Objective >>
Tally the lines in the listing below that contain "délai" and report the tally alone.

Source data:
· · · ·
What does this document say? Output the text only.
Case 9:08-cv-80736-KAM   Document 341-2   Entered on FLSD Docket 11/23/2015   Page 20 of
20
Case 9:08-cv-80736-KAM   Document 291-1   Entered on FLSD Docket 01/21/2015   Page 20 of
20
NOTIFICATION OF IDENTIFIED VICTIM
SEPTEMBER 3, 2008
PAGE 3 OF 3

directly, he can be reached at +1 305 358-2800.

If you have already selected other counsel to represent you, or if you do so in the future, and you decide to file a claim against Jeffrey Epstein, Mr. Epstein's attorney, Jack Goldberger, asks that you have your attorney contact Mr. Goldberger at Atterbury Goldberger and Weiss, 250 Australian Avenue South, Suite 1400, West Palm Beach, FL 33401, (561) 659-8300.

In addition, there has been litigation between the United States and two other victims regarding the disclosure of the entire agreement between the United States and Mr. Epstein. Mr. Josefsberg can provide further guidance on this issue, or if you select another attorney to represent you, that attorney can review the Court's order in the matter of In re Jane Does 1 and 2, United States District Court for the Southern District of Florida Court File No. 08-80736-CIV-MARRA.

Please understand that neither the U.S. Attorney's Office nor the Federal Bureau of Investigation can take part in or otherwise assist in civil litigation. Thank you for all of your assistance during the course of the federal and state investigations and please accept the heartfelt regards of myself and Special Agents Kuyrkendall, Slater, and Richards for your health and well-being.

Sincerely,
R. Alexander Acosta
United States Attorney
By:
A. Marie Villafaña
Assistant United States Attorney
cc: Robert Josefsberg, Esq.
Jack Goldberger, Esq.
· · · ·
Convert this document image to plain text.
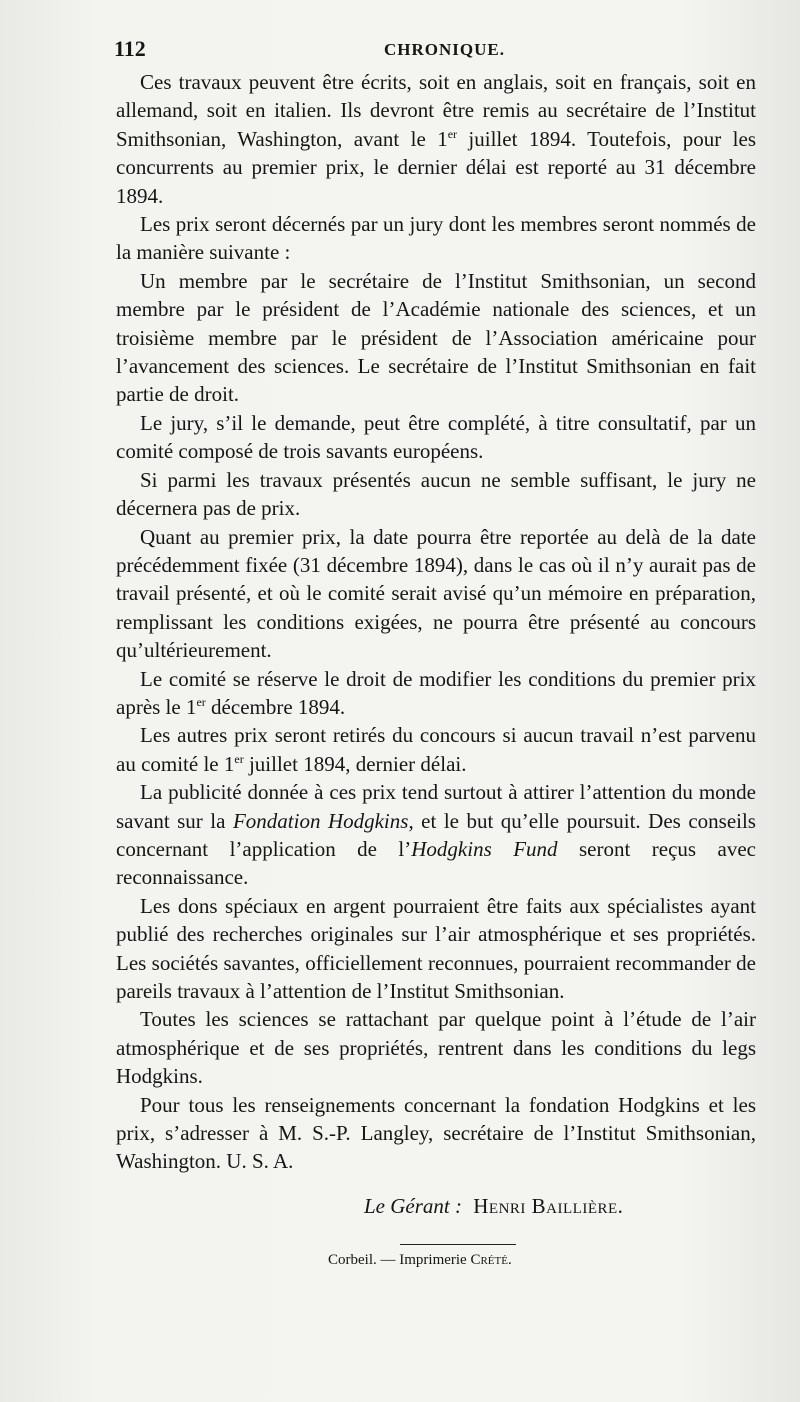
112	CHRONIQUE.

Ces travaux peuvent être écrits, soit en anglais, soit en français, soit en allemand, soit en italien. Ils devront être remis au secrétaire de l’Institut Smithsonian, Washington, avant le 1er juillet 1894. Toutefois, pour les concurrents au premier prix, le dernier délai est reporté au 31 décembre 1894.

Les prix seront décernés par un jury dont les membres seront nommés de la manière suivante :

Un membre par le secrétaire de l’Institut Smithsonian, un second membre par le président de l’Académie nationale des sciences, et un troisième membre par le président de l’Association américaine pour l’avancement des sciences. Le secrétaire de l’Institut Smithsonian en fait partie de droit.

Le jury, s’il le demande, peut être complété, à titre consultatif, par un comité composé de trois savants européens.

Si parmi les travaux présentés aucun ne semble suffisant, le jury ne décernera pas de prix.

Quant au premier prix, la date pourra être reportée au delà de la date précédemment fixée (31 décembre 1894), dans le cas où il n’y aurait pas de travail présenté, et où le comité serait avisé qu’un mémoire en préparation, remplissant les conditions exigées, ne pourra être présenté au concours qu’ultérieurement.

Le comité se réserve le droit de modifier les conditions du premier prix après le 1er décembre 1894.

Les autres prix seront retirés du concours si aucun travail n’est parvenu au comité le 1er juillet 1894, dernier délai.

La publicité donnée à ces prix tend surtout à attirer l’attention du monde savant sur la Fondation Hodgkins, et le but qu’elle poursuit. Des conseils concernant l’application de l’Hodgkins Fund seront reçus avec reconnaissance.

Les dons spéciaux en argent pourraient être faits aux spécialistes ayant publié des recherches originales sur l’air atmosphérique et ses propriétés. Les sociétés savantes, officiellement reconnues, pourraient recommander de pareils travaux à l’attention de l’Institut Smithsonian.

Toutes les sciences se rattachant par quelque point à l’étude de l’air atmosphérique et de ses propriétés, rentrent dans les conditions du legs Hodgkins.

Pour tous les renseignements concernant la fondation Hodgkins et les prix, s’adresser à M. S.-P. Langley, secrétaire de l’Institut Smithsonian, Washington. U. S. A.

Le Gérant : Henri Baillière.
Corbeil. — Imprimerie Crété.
· · · ·
Final answer >>
2